(Box coordinate listings)

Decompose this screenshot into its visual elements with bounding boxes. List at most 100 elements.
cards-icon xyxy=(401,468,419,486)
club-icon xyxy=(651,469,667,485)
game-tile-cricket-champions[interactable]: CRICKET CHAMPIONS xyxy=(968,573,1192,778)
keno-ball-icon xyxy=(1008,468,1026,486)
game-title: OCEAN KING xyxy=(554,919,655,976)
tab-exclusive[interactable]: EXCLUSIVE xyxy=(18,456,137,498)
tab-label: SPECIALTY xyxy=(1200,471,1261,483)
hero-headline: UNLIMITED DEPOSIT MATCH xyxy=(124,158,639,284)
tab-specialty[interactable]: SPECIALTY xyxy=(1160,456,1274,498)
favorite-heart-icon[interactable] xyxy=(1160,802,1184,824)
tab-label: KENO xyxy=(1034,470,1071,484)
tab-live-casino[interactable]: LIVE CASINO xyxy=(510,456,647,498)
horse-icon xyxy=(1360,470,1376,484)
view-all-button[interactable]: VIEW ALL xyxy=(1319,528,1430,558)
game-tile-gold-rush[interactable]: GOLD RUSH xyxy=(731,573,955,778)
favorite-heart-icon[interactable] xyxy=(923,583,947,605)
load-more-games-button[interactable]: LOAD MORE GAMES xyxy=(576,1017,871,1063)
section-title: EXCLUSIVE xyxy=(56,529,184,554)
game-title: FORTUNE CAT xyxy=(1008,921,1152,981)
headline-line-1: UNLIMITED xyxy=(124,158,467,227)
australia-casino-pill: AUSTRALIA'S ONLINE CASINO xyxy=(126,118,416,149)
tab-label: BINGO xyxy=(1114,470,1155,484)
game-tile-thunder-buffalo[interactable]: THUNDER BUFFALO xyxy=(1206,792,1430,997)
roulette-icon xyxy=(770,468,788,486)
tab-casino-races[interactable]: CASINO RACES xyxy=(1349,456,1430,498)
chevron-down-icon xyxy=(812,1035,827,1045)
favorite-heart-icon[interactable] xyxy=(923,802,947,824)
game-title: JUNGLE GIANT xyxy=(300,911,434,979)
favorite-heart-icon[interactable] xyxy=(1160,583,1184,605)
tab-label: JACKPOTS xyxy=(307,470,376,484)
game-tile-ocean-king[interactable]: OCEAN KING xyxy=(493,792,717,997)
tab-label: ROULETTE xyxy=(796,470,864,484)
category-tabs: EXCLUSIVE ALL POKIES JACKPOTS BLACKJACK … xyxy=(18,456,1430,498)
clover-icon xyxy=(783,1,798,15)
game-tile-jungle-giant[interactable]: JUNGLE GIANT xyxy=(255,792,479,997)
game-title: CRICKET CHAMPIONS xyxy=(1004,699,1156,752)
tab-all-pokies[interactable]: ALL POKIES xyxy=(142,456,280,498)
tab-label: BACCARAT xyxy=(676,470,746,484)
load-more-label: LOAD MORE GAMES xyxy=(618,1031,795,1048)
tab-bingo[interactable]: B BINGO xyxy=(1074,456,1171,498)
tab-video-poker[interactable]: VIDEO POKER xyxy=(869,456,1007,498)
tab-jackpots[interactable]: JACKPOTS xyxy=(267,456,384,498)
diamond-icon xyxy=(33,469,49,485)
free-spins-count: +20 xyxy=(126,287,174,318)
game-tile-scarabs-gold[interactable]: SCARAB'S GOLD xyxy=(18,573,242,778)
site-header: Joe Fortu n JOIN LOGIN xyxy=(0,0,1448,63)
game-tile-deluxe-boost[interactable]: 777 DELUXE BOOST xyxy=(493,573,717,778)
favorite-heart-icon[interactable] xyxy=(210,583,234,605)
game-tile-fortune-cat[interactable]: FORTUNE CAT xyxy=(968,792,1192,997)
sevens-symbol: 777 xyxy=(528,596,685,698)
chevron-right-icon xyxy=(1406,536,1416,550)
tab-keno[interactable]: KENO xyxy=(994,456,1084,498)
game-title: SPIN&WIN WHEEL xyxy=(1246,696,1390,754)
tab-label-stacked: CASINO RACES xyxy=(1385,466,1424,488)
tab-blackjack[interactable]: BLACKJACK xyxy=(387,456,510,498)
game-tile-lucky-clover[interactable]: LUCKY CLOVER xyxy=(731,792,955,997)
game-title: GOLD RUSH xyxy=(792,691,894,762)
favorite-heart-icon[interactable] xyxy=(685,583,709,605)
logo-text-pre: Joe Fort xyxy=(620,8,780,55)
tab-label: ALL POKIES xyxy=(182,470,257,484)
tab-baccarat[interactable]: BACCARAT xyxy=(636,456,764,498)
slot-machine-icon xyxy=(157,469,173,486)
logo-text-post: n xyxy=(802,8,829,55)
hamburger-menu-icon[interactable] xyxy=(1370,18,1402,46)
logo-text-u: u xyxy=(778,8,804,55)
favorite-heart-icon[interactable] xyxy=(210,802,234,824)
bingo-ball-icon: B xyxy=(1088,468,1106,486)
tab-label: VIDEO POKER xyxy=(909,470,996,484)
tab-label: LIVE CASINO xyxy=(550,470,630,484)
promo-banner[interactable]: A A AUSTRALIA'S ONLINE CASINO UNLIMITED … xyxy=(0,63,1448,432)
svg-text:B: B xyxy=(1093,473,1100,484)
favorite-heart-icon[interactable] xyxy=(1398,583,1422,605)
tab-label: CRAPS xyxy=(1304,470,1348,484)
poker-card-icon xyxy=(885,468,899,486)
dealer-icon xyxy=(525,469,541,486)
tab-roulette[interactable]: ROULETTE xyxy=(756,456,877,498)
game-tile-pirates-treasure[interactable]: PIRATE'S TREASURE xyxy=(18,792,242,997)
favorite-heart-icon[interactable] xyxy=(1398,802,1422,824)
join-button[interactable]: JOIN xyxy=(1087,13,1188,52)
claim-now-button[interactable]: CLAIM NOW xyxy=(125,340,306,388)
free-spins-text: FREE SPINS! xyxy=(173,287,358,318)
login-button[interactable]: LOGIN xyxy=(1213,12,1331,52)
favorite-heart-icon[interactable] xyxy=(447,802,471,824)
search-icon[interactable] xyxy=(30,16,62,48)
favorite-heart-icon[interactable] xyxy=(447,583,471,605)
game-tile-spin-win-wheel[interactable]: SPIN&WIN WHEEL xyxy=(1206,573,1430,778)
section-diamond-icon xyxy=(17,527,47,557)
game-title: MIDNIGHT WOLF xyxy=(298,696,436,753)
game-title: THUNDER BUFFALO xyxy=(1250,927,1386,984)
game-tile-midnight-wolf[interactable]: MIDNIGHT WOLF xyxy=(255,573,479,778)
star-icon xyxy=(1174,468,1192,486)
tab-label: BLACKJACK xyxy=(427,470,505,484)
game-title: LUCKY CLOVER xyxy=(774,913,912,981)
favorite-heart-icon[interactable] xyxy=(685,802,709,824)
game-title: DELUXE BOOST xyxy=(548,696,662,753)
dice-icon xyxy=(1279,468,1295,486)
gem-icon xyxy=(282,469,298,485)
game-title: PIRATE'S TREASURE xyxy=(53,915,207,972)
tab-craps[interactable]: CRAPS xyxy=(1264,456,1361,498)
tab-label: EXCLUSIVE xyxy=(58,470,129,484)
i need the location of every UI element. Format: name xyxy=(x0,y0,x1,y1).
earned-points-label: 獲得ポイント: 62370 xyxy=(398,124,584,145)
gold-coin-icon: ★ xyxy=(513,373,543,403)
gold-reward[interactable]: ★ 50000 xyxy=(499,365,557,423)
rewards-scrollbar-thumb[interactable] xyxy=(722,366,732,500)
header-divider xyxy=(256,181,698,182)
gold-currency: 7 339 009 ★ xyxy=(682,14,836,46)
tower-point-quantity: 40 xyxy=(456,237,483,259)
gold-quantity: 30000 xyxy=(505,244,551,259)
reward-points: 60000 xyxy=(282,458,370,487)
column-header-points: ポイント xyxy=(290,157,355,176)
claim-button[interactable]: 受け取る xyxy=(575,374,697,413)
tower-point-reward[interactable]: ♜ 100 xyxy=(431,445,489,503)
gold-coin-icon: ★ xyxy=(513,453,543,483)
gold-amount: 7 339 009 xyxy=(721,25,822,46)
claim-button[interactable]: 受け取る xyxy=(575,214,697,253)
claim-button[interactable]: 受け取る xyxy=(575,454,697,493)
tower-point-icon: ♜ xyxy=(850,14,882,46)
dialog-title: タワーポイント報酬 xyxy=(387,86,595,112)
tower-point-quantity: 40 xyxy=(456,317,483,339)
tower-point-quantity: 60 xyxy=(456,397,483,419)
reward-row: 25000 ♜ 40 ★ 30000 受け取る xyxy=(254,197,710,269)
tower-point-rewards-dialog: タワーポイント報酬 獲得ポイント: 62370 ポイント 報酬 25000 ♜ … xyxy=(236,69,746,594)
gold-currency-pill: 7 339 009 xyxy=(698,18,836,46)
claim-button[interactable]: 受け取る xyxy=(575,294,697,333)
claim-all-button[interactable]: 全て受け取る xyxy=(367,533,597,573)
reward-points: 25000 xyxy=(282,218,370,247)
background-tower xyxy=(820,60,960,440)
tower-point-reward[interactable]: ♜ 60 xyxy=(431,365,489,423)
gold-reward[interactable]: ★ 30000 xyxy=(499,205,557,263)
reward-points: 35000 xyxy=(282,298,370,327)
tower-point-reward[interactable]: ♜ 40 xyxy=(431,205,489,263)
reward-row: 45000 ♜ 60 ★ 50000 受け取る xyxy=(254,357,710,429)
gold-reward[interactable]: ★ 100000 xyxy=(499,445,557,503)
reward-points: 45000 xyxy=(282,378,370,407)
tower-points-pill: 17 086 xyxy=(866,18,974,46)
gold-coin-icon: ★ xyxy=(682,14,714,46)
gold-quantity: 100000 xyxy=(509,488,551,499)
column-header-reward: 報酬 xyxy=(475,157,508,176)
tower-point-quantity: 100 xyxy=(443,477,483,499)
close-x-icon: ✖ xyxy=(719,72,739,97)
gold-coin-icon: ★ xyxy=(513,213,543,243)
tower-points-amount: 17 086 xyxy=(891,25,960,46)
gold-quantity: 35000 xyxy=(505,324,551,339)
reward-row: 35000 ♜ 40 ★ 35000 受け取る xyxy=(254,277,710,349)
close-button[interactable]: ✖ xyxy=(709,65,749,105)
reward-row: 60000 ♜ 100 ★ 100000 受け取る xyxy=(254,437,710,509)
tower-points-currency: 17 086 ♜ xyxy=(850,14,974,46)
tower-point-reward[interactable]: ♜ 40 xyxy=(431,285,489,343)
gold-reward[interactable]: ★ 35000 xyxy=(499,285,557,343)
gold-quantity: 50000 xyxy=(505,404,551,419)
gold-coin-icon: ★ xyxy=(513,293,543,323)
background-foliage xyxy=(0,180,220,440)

# Goal of the exercise
Locate every line above containing the string "heart", treating uppercase and lowercase as different, and copy each of those lines.

# Result of this exercise
favorite-heart-icon[interactable] xyxy=(1160,802,1184,824)
favorite-heart-icon[interactable] xyxy=(923,583,947,605)
favorite-heart-icon[interactable] xyxy=(923,802,947,824)
favorite-heart-icon[interactable] xyxy=(1160,583,1184,605)
favorite-heart-icon[interactable] xyxy=(210,583,234,605)
favorite-heart-icon[interactable] xyxy=(685,583,709,605)
favorite-heart-icon[interactable] xyxy=(210,802,234,824)
favorite-heart-icon[interactable] xyxy=(1398,583,1422,605)
favorite-heart-icon[interactable] xyxy=(1398,802,1422,824)
favorite-heart-icon[interactable] xyxy=(447,802,471,824)
favorite-heart-icon[interactable] xyxy=(447,583,471,605)
favorite-heart-icon[interactable] xyxy=(685,802,709,824)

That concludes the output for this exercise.